* Objective: Write out the data again exactly, skipping every picture.

(Collected data entries)
----

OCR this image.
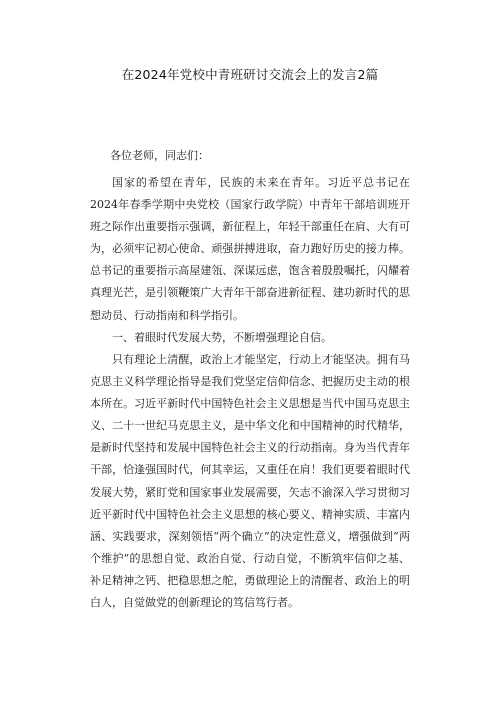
在2024年党校中青班研讨交流会上的发言2篇
各位老师，同志们：

国家的希望在青年，民族的未来在青年。习近平总书记在2024年春季学期中央党校（国家行政学院）中青年干部培训班开班之际作出重要指示强调，新征程上，年轻干部重任在肩、大有可为，必须牢记初心使命、顽强拼搏进取，奋力跑好历史的接力棒。总书记的重要指示高屋建瓴、深谋远虑，饱含着殷殷嘱托，闪耀着真理光芒，是引领鞭策广大青年干部奋进新征程、建功新时代的思想动员、行动指南和科学指引。

一、着眼时代发展大势，不断增强理论自信。

只有理论上清醒，政治上才能坚定，行动上才能坚决。拥有马克思主义科学理论指导是我们党坚定信仰信念、把握历史主动的根本所在。习近平新时代中国特色社会主义思想是当代中国马克思主义、二十一世纪马克思主义，是中华文化和中国精神的时代精华，是新时代坚持和发展中国特色社会主义的行动指南。身为当代青年干部，恰逢强国时代，何其幸运，又重任在肩！我们更要着眼时代发展大势，紧盯党和国家事业发展需要，矢志不渝深入学习贯彻习近平新时代中国特色社会主义思想的核心要义、精神实质、丰富内涵、实践要求，深刻领悟“两个确立”的决定性意义，增强做到“两个维护”的思想自觉、政治自觉、行动自觉，不断筑牢信仰之基、补足精神之钙、把稳思想之舵，勇做理论上的清醒者、政治上的明白人，自觉做党的创新理论的笃信笃行者。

----

* Output of the task:
OCR this image.
在2024年党校中青班研讨交流会上的发言2篇
各位老师，同志们：

国家的希望在青年，民族的未来在青年。习近平总书记在2024年春季学期中央党校（国家行政学院）中青年干部培训班开班之际作出重要指示强调，新征程上，年轻干部重任在肩、大有可为，必须牢记初心使命、顽强拼搏进取，奋力跑好历史的接力棒。总书记的重要指示高屋建瓴、深谋远虑，饱含着殷殷嘱托，闪耀着真理光芒，是引领鞭策广大青年干部奋进新征程、建功新时代的思想动员、行动指南和科学指引。

一、着眼时代发展大势，不断增强理论自信。

只有理论上清醒，政治上才能坚定，行动上才能坚决。拥有马克思主义科学理论指导是我们党坚定信仰信念、把握历史主动的根本所在。习近平新时代中国特色社会主义思想是当代中国马克思主义、二十一世纪马克思主义，是中华文化和中国精神的时代精华，是新时代坚持和发展中国特色社会主义的行动指南。身为当代青年干部，恰逢强国时代，何其幸运，又重任在肩！我们更要着眼时代发展大势，紧盯党和国家事业发展需要，矢志不渝深入学习贯彻习近平新时代中国特色社会主义思想的核心要义、精神实质、丰富内涵、实践要求，深刻领悟“两个确立”的决定性意义，增强做到“两个维护”的思想自觉、政治自觉、行动自觉，不断筑牢信仰之基、补足精神之钙、把稳思想之舵，勇做理论上的清醒者、政治上的明白人，自觉做党的创新理论的笃信笃行者。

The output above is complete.